- [The problem]:
Search the listing below for the string "medio" and show each line that contains it.

- [Record set]:
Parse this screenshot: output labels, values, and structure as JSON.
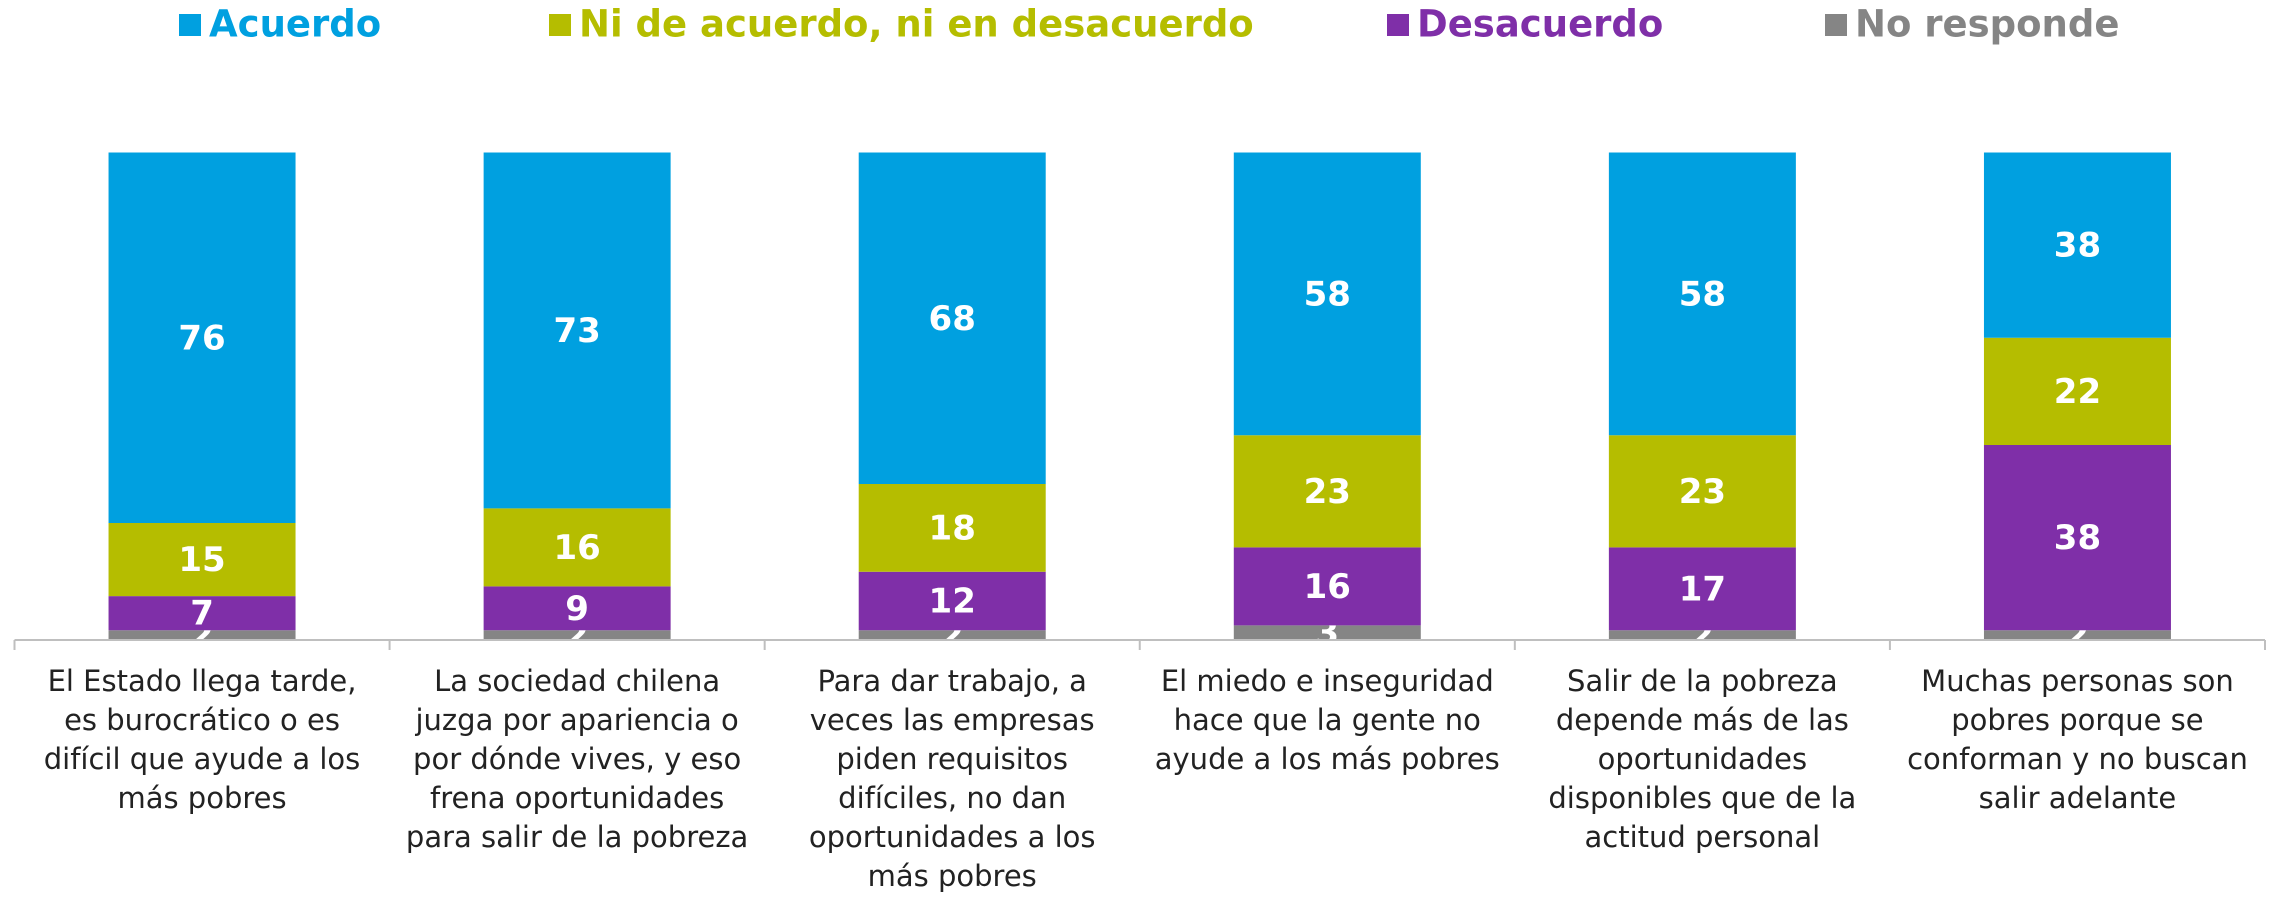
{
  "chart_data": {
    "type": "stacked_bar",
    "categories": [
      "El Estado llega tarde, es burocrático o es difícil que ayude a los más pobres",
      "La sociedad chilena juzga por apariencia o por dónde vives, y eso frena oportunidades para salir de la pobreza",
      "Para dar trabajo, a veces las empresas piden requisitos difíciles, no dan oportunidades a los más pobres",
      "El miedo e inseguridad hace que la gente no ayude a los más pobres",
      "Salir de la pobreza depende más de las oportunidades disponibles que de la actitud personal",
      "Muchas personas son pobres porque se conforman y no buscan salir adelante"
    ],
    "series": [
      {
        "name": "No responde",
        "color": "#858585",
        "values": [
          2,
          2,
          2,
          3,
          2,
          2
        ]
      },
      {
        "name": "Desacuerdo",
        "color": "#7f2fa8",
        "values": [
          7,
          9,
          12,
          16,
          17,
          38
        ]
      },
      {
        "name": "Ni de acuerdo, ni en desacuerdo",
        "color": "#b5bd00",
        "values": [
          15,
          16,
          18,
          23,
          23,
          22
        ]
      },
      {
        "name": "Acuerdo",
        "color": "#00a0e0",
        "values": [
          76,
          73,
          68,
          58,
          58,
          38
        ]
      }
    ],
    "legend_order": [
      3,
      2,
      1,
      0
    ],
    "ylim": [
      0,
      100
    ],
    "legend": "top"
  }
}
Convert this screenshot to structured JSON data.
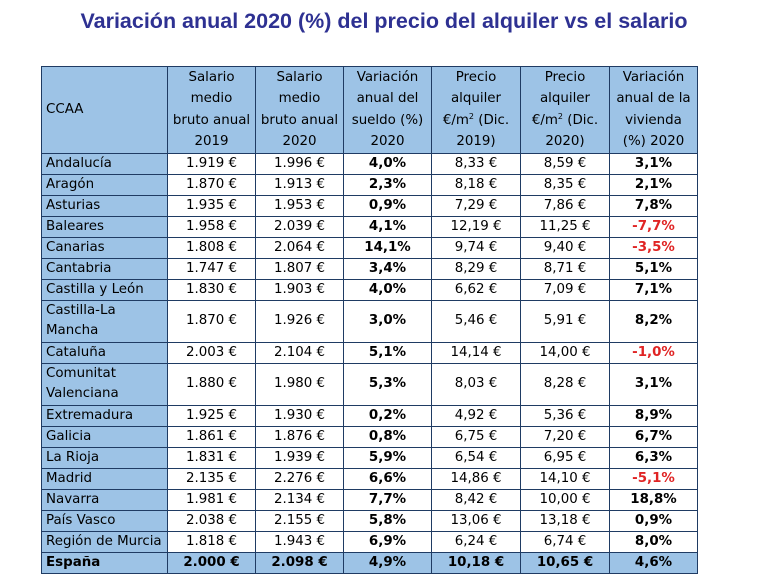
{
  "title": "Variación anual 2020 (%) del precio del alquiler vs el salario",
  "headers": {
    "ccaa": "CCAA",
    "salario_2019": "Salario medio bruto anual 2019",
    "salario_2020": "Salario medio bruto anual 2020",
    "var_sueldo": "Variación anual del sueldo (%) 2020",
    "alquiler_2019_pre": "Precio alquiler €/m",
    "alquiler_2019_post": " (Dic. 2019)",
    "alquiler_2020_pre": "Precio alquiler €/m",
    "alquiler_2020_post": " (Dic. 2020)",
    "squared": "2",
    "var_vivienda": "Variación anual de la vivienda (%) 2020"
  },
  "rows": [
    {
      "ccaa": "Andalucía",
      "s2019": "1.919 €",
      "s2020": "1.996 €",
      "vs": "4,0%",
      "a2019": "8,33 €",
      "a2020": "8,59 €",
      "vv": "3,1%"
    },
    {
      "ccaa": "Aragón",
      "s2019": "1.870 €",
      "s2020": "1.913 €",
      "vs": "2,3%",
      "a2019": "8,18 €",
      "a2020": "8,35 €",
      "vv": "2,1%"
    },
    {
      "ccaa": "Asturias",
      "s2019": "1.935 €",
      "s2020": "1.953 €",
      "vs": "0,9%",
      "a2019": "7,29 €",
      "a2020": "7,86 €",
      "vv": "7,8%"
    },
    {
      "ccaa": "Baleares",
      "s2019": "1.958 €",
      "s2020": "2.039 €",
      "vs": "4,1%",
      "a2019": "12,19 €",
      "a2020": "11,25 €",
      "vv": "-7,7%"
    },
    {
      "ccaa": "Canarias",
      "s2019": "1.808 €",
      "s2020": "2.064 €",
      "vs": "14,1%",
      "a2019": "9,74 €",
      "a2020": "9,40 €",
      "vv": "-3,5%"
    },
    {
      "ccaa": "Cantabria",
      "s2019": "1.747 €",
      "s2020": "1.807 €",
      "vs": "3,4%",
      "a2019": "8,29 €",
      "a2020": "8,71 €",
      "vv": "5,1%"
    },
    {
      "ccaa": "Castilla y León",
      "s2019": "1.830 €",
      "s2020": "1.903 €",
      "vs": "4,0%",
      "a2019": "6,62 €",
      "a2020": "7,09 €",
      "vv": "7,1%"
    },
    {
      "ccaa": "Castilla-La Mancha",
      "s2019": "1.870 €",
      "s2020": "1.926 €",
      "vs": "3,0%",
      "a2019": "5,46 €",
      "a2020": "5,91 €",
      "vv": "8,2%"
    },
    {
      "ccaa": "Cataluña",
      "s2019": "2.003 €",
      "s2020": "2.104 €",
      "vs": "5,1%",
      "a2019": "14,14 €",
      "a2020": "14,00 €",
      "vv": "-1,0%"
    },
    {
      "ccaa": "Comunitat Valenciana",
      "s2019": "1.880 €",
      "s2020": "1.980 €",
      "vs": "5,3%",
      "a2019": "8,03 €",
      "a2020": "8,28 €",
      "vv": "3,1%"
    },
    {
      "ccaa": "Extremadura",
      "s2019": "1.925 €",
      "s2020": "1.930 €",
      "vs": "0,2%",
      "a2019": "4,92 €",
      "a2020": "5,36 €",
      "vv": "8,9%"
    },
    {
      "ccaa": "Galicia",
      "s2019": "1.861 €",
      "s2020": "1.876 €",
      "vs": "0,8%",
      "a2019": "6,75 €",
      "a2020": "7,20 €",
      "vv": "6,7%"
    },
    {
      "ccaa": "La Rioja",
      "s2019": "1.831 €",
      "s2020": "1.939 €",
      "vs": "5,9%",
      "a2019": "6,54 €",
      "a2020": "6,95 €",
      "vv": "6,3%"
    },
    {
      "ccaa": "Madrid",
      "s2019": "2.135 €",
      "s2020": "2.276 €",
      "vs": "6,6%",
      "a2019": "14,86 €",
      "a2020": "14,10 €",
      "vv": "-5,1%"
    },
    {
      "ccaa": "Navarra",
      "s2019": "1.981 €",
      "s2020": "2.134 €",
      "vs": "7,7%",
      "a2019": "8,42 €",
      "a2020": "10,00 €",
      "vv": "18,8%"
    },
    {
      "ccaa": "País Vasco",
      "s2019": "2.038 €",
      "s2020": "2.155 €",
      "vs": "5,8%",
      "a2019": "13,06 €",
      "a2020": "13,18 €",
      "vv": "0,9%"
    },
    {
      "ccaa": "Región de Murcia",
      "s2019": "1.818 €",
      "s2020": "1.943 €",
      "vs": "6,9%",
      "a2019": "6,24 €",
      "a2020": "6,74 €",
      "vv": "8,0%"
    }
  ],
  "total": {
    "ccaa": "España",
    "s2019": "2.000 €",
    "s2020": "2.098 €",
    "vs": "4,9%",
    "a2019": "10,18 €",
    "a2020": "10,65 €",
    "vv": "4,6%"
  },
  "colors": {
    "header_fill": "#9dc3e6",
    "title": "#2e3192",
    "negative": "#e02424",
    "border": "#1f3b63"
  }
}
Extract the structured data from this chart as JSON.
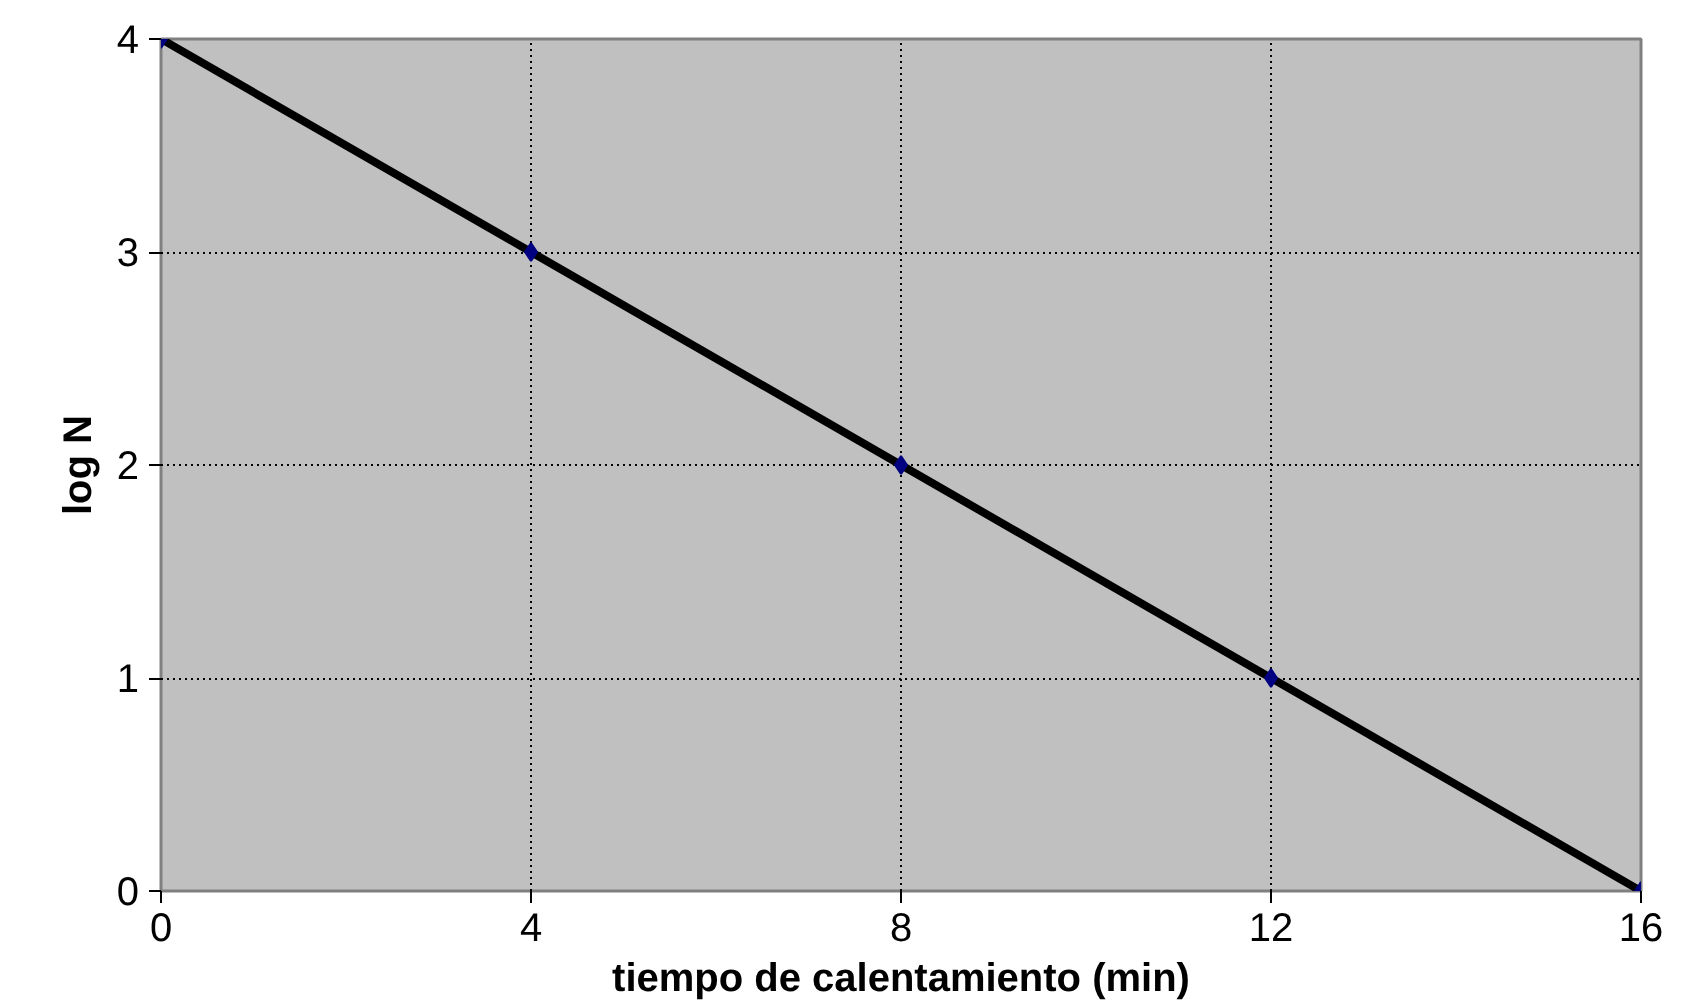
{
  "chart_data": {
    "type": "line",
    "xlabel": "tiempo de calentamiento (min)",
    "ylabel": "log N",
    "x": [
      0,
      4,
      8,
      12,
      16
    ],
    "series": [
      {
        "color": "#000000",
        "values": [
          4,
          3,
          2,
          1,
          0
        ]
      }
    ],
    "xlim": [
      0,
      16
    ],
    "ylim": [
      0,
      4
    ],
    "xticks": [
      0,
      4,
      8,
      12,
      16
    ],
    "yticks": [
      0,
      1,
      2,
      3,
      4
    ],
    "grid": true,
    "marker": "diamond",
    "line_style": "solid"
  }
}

- [The response]:
    "salario_2019": "Salario medio bruto anual 2019",
    "salario_2020": "Salario medio bruto anual 2020",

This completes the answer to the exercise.